## [Given request]
Give every line of the material again, exactly as written.

## [Input for this task]
******************************
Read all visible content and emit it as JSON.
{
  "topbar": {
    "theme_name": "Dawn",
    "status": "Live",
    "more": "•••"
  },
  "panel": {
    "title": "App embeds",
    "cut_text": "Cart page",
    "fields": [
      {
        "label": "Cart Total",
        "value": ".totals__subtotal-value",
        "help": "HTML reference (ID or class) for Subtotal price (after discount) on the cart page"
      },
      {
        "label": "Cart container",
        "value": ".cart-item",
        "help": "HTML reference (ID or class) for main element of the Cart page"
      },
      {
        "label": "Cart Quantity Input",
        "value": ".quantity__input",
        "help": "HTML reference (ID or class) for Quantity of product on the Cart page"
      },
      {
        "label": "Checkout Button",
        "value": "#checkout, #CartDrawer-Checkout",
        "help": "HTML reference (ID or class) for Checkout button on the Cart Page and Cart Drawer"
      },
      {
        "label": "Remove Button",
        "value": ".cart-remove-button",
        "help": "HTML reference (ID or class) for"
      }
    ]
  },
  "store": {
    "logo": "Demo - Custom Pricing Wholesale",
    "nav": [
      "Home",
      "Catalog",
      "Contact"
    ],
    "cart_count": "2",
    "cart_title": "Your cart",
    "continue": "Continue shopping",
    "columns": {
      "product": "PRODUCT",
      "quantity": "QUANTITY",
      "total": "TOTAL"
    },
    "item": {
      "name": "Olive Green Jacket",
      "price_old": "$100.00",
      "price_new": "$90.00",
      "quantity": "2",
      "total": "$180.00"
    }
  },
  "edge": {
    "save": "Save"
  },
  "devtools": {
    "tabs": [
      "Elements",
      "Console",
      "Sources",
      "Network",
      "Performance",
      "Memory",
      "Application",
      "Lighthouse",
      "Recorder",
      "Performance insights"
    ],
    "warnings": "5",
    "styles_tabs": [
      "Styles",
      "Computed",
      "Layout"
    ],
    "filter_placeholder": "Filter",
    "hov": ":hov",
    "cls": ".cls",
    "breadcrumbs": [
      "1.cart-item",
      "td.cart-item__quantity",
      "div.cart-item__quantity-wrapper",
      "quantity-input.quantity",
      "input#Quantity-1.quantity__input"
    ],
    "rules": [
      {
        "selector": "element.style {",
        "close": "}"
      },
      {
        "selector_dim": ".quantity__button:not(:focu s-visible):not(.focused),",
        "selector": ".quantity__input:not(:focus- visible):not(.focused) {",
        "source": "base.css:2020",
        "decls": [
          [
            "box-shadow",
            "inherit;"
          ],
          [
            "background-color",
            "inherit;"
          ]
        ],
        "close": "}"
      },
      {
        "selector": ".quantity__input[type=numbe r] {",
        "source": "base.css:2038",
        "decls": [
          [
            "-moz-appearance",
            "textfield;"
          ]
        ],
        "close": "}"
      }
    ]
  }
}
******************************
## [Task response]
Read all visible content and emit it as JSON.
{
  "topbar": {
    "theme_name": "Dawn",
    "status": "Live",
    "more": "•••"
  },
  "panel": {
    "title": "App embeds",
    "cut_text": "Cart page",
    "fields": [
      {
        "label": "Cart Total",
        "value": ".totals__subtotal-value",
        "help": "HTML reference (ID or class) for Subtotal price (after discount) on the cart page"
      },
      {
        "label": "Cart container",
        "value": ".cart-item",
        "help": "HTML reference (ID or class) for main element of the Cart page"
      },
      {
        "label": "Cart Quantity Input",
        "value": ".quantity__input",
        "help": "HTML reference (ID or class) for Quantity of product on the Cart page"
      },
      {
        "label": "Checkout Button",
        "value": "#checkout, #CartDrawer-Checkout",
        "help": "HTML reference (ID or class) for Checkout button on the Cart Page and Cart Drawer"
      },
      {
        "label": "Remove Button",
        "value": ".cart-remove-button",
        "help": "HTML reference (ID or class) for"
      }
    ]
  },
  "store": {
    "logo": "Demo - Custom Pricing Wholesale",
    "nav": [
      "Home",
      "Catalog",
      "Contact"
    ],
    "cart_count": "2",
    "cart_title": "Your cart",
    "continue": "Continue shopping",
    "columns": {
      "product": "PRODUCT",
      "quantity": "QUANTITY",
      "total": "TOTAL"
    },
    "item": {
      "name": "Olive Green Jacket",
      "price_old": "$100.00",
      "price_new": "$90.00",
      "quantity": "2",
      "total": "$180.00"
    }
  },
  "edge": {
    "save": "Save"
  },
  "devtools": {
    "tabs": [
      "Elements",
      "Console",
      "Sources",
      "Network",
      "Performance",
      "Memory",
      "Application",
      "Lighthouse",
      "Recorder",
      "Performance insights"
    ],
    "warnings": "5",
    "styles_tabs": [
      "Styles",
      "Computed",
      "Layout"
    ],
    "filter_placeholder": "Filter",
    "hov": ":hov",
    "cls": ".cls",
    "breadcrumbs": [
      "1.cart-item",
      "td.cart-item__quantity",
      "div.cart-item__quantity-wrapper",
      "quantity-input.quantity",
      "input#Quantity-1.quantity__input"
    ],
    "rules": [
      {
        "selector": "element.style {",
        "close": "}"
      },
      {
        "selector_dim": ".quantity__button:not(:focu s-visible):not(.focused),",
        "selector": ".quantity__input:not(:focus- visible):not(.focused) {",
        "source": "base.css:2020",
        "decls": [
          [
            "box-shadow",
            "inherit;"
          ],
          [
            "background-color",
            "inherit;"
          ]
        ],
        "close": "}"
      },
      {
        "selector": ".quantity__input[type=numbe r] {",
        "source": "base.css:2038",
        "decls": [
          [
            "-moz-appearance",
            "textfield;"
          ]
        ],
        "close": "}"
      }
    ]
  }
}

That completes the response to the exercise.